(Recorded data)
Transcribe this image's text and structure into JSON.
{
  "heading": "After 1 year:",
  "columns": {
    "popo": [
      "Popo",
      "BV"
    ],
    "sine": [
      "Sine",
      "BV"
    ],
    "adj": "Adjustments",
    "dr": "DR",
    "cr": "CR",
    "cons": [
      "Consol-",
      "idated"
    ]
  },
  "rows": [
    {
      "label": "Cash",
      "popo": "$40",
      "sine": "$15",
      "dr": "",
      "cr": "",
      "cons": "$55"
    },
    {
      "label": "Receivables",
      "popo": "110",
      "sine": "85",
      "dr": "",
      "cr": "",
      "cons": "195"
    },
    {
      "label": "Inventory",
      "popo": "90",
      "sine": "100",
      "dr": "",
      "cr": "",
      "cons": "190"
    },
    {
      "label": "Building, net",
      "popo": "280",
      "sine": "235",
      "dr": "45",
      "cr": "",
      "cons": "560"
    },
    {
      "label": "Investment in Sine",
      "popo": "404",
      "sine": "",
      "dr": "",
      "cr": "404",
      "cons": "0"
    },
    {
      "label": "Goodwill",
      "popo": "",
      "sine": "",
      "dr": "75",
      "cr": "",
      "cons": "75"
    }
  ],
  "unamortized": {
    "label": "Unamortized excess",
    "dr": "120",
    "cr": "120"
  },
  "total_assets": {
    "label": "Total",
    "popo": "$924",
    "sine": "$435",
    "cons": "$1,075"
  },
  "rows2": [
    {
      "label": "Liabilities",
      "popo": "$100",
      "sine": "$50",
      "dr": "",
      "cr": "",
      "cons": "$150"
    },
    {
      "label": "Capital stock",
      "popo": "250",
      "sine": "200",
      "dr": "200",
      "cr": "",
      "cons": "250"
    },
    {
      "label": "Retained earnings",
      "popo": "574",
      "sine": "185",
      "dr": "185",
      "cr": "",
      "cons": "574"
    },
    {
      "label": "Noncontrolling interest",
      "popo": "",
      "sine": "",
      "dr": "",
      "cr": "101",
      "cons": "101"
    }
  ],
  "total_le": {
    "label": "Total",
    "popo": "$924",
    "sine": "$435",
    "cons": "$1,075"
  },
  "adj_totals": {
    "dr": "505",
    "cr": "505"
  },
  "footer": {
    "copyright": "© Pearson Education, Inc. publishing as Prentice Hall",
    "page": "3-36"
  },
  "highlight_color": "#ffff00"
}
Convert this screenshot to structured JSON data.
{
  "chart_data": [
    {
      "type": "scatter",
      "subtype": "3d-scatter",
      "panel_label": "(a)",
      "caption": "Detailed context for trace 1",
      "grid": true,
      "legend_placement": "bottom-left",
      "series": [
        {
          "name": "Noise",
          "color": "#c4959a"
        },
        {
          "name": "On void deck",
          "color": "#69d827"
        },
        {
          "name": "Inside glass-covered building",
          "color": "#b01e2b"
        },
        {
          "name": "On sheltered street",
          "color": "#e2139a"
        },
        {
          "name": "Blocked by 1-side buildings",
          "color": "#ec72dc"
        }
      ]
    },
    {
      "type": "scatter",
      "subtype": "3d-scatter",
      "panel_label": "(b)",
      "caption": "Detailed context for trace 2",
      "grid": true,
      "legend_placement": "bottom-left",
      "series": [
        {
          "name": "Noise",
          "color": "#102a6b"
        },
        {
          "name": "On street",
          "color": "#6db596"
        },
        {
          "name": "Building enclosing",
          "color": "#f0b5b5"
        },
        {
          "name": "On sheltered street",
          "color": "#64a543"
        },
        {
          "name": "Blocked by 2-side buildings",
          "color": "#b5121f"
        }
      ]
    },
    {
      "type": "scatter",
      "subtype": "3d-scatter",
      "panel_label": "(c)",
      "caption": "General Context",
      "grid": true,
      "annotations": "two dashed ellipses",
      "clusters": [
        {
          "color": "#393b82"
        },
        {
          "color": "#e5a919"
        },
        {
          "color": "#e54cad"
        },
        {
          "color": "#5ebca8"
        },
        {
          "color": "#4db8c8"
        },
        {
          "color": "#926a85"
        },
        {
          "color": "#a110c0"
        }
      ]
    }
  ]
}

Your task> All entries shown above should be printed again exactly.

Exercise result>
Transcribe this image's text and structure into JSON.
{
  "heading": "After 1 year:",
  "columns": {
    "popo": [
      "Popo",
      "BV"
    ],
    "sine": [
      "Sine",
      "BV"
    ],
    "adj": "Adjustments",
    "dr": "DR",
    "cr": "CR",
    "cons": [
      "Consol-",
      "idated"
    ]
  },
  "rows": [
    {
      "label": "Cash",
      "popo": "$40",
      "sine": "$15",
      "dr": "",
      "cr": "",
      "cons": "$55"
    },
    {
      "label": "Receivables",
      "popo": "110",
      "sine": "85",
      "dr": "",
      "cr": "",
      "cons": "195"
    },
    {
      "label": "Inventory",
      "popo": "90",
      "sine": "100",
      "dr": "",
      "cr": "",
      "cons": "190"
    },
    {
      "label": "Building, net",
      "popo": "280",
      "sine": "235",
      "dr": "45",
      "cr": "",
      "cons": "560"
    },
    {
      "label": "Investment in Sine",
      "popo": "404",
      "sine": "",
      "dr": "",
      "cr": "404",
      "cons": "0"
    },
    {
      "label": "Goodwill",
      "popo": "",
      "sine": "",
      "dr": "75",
      "cr": "",
      "cons": "75"
    }
  ],
  "unamortized": {
    "label": "Unamortized excess",
    "dr": "120",
    "cr": "120"
  },
  "total_assets": {
    "label": "Total",
    "popo": "$924",
    "sine": "$435",
    "cons": "$1,075"
  },
  "rows2": [
    {
      "label": "Liabilities",
      "popo": "$100",
      "sine": "$50",
      "dr": "",
      "cr": "",
      "cons": "$150"
    },
    {
      "label": "Capital stock",
      "popo": "250",
      "sine": "200",
      "dr": "200",
      "cr": "",
      "cons": "250"
    },
    {
      "label": "Retained earnings",
      "popo": "574",
      "sine": "185",
      "dr": "185",
      "cr": "",
      "cons": "574"
    },
    {
      "label": "Noncontrolling interest",
      "popo": "",
      "sine": "",
      "dr": "",
      "cr": "101",
      "cons": "101"
    }
  ],
  "total_le": {
    "label": "Total",
    "popo": "$924",
    "sine": "$435",
    "cons": "$1,075"
  },
  "adj_totals": {
    "dr": "505",
    "cr": "505"
  },
  "footer": {
    "copyright": "© Pearson Education, Inc. publishing as Prentice Hall",
    "page": "3-36"
  },
  "highlight_color": "#ffff00"
}
Convert this screenshot to structured JSON data.
{
  "chart_data": [
    {
      "type": "scatter",
      "subtype": "3d-scatter",
      "panel_label": "(a)",
      "caption": "Detailed context for trace 1",
      "grid": true,
      "legend_placement": "bottom-left",
      "series": [
        {
          "name": "Noise",
          "color": "#c4959a"
        },
        {
          "name": "On void deck",
          "color": "#69d827"
        },
        {
          "name": "Inside glass-covered building",
          "color": "#b01e2b"
        },
        {
          "name": "On sheltered street",
          "color": "#e2139a"
        },
        {
          "name": "Blocked by 1-side buildings",
          "color": "#ec72dc"
        }
      ]
    },
    {
      "type": "scatter",
      "subtype": "3d-scatter",
      "panel_label": "(b)",
      "caption": "Detailed context for trace 2",
      "grid": true,
      "legend_placement": "bottom-left",
      "series": [
        {
          "name": "Noise",
          "color": "#102a6b"
        },
        {
          "name": "On street",
          "color": "#6db596"
        },
        {
          "name": "Building enclosing",
          "color": "#f0b5b5"
        },
        {
          "name": "On sheltered street",
          "color": "#64a543"
        },
        {
          "name": "Blocked by 2-side buildings",
          "color": "#b5121f"
        }
      ]
    },
    {
      "type": "scatter",
      "subtype": "3d-scatter",
      "panel_label": "(c)",
      "caption": "General Context",
      "grid": true,
      "annotations": "two dashed ellipses",
      "clusters": [
        {
          "color": "#393b82"
        },
        {
          "color": "#e5a919"
        },
        {
          "color": "#e54cad"
        },
        {
          "color": "#5ebca8"
        },
        {
          "color": "#4db8c8"
        },
        {
          "color": "#926a85"
        },
        {
          "color": "#a110c0"
        }
      ]
    }
  ]
}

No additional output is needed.